Given information
---------------
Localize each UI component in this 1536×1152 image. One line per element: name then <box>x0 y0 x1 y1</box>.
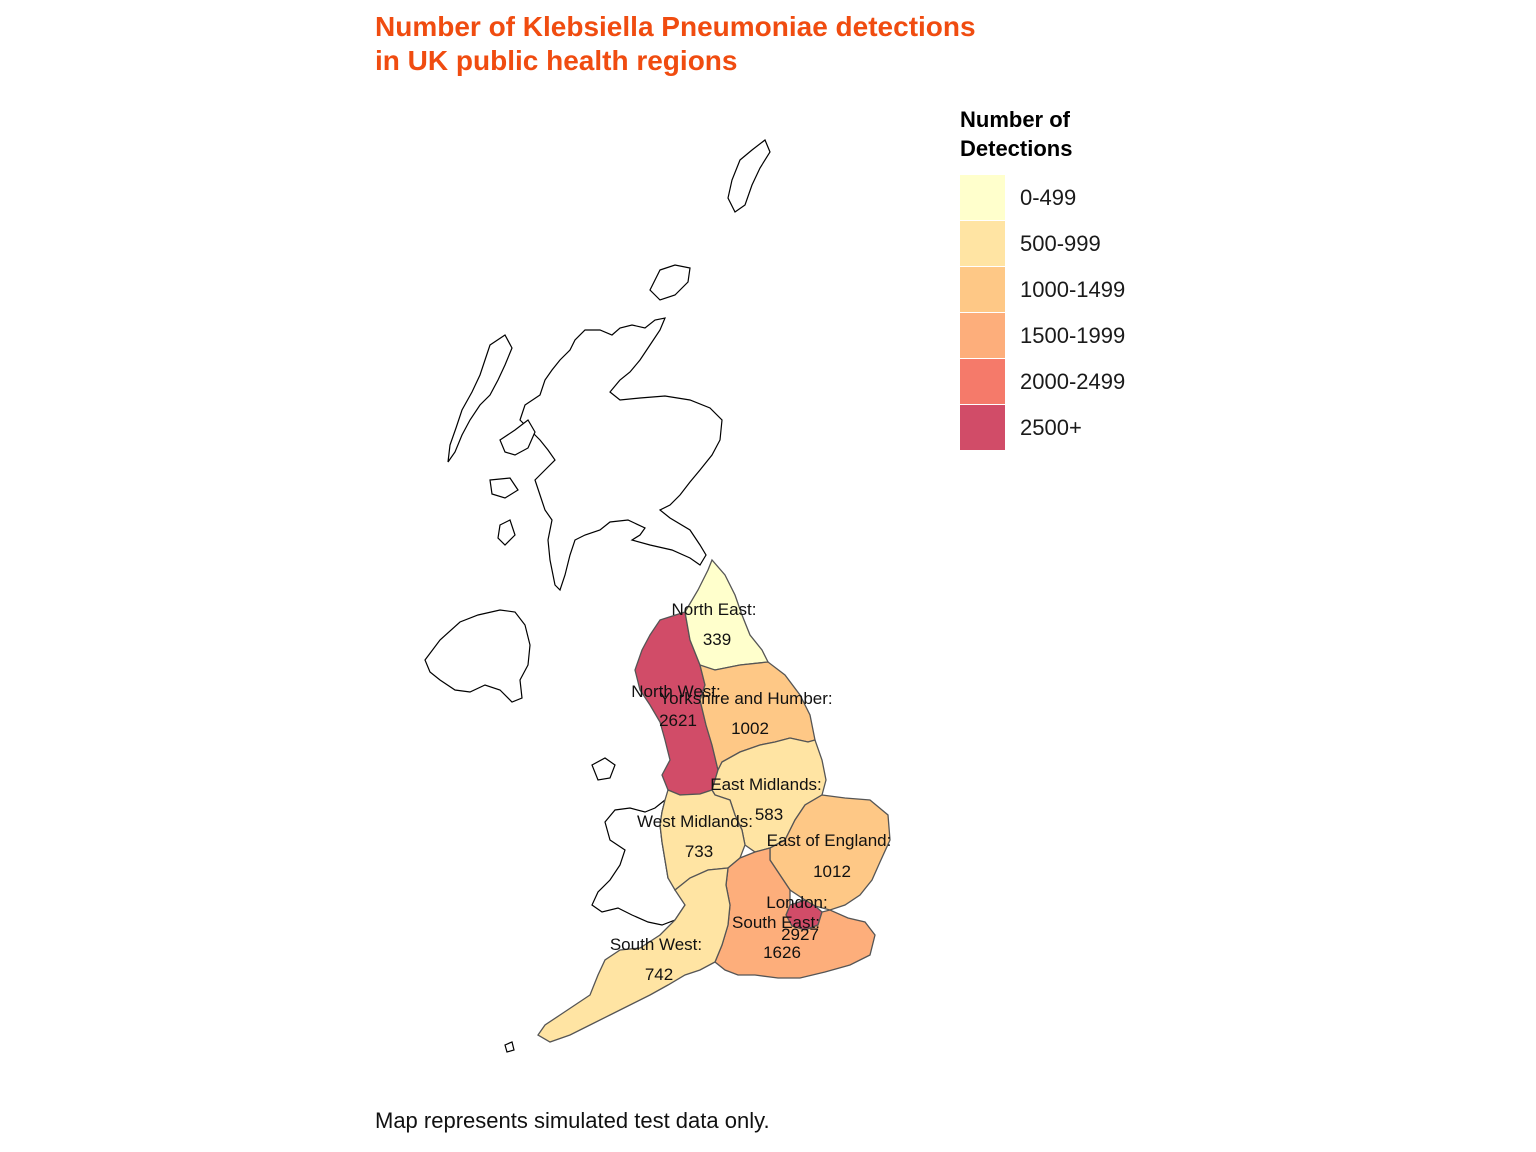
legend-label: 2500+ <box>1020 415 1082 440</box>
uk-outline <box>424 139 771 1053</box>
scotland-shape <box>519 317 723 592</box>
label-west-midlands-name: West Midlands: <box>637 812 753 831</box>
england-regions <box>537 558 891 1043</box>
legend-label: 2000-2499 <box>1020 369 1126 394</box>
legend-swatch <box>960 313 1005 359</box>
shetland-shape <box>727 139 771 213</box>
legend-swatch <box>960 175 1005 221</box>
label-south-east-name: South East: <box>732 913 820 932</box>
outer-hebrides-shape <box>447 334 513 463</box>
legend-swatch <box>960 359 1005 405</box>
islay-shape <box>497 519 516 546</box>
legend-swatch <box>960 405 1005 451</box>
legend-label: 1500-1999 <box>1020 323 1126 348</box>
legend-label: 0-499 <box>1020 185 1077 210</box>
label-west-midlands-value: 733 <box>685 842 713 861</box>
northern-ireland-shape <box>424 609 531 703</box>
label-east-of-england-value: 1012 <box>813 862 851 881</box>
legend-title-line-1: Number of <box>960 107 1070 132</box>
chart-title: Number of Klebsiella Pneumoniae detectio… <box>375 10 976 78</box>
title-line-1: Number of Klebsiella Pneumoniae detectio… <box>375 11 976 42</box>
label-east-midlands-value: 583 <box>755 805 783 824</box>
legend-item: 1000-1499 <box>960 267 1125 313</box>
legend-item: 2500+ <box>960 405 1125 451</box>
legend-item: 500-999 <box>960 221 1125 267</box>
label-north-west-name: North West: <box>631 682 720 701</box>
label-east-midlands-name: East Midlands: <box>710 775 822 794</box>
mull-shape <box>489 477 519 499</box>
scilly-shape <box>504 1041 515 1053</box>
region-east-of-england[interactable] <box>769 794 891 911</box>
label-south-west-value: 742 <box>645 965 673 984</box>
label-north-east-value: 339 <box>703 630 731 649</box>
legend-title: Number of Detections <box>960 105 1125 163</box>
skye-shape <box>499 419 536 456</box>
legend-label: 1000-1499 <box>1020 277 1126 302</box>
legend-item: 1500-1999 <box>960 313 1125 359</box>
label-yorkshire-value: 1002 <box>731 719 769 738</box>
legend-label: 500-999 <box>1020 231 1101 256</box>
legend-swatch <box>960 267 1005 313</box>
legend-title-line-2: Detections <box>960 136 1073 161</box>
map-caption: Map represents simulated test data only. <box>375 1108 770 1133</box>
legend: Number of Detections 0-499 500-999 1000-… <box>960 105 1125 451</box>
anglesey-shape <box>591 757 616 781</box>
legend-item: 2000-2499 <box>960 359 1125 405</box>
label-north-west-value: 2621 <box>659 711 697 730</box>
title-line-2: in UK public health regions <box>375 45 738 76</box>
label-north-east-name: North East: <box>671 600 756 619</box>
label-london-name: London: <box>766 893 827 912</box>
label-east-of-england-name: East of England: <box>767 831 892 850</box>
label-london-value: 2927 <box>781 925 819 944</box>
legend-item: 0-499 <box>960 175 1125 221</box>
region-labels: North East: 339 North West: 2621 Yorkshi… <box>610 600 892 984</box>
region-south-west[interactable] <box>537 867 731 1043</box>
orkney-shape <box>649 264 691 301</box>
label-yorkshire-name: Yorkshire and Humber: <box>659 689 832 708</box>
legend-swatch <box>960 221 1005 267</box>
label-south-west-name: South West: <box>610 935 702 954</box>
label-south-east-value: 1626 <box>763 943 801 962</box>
---------------
Goal
Output every line of the data above word for word, leaving out the pictures.

Finished exercise
Localize each UI component in this 1536×1152 image. One line per element: name then <box>x0 y0 x1 y1</box>.
legend-label: 2500+ <box>1020 415 1082 440</box>
uk-outline <box>424 139 771 1053</box>
scotland-shape <box>519 317 723 592</box>
label-west-midlands-name: West Midlands: <box>637 812 753 831</box>
england-regions <box>537 558 891 1043</box>
legend-label: 2000-2499 <box>1020 369 1126 394</box>
legend-swatch <box>960 313 1005 359</box>
shetland-shape <box>727 139 771 213</box>
legend-swatch <box>960 175 1005 221</box>
label-south-east-name: South East: <box>732 913 820 932</box>
outer-hebrides-shape <box>447 334 513 463</box>
legend-swatch <box>960 359 1005 405</box>
islay-shape <box>497 519 516 546</box>
legend-swatch <box>960 405 1005 451</box>
legend-label: 1500-1999 <box>1020 323 1126 348</box>
legend-label: 0-499 <box>1020 185 1077 210</box>
label-west-midlands-value: 733 <box>685 842 713 861</box>
northern-ireland-shape <box>424 609 531 703</box>
label-east-of-england-value: 1012 <box>813 862 851 881</box>
legend-title-line-1: Number of <box>960 107 1070 132</box>
chart-title: Number of Klebsiella Pneumoniae detectio… <box>375 10 976 78</box>
title-line-1: Number of Klebsiella Pneumoniae detectio… <box>375 11 976 42</box>
label-east-midlands-value: 583 <box>755 805 783 824</box>
legend-item: 1000-1499 <box>960 267 1125 313</box>
legend-item: 2500+ <box>960 405 1125 451</box>
legend-item: 500-999 <box>960 221 1125 267</box>
label-north-west-name: North West: <box>631 682 720 701</box>
label-east-midlands-name: East Midlands: <box>710 775 822 794</box>
mull-shape <box>489 477 519 499</box>
scilly-shape <box>504 1041 515 1053</box>
region-east-of-england[interactable] <box>769 794 891 911</box>
label-south-west-value: 742 <box>645 965 673 984</box>
label-north-east-value: 339 <box>703 630 731 649</box>
legend-title: Number of Detections <box>960 105 1125 163</box>
skye-shape <box>499 419 536 456</box>
legend-label: 1000-1499 <box>1020 277 1126 302</box>
legend-item: 1500-1999 <box>960 313 1125 359</box>
label-yorkshire-value: 1002 <box>731 719 769 738</box>
legend-label: 500-999 <box>1020 231 1101 256</box>
legend-swatch <box>960 267 1005 313</box>
legend-title-line-2: Detections <box>960 136 1073 161</box>
map-caption: Map represents simulated test data only. <box>375 1108 770 1133</box>
legend: Number of Detections 0-499 500-999 1000-… <box>960 105 1125 451</box>
anglesey-shape <box>591 757 616 781</box>
legend-item: 2000-2499 <box>960 359 1125 405</box>
label-north-west-value: 2621 <box>659 711 697 730</box>
title-line-2: in UK public health regions <box>375 45 738 76</box>
label-north-east-name: North East: <box>671 600 756 619</box>
label-london-name: London: <box>766 893 827 912</box>
label-east-of-england-name: East of England: <box>767 831 892 850</box>
label-london-value: 2927 <box>781 925 819 944</box>
legend-item: 0-499 <box>960 175 1125 221</box>
region-labels: North East: 339 North West: 2621 Yorkshi… <box>610 600 892 984</box>
region-south-west[interactable] <box>537 867 731 1043</box>
orkney-shape <box>649 264 691 301</box>
label-yorkshire-name: Yorkshire and Humber: <box>659 689 832 708</box>
legend-swatch <box>960 221 1005 267</box>
label-south-west-name: South West: <box>610 935 702 954</box>
label-south-east-value: 1626 <box>763 943 801 962</box>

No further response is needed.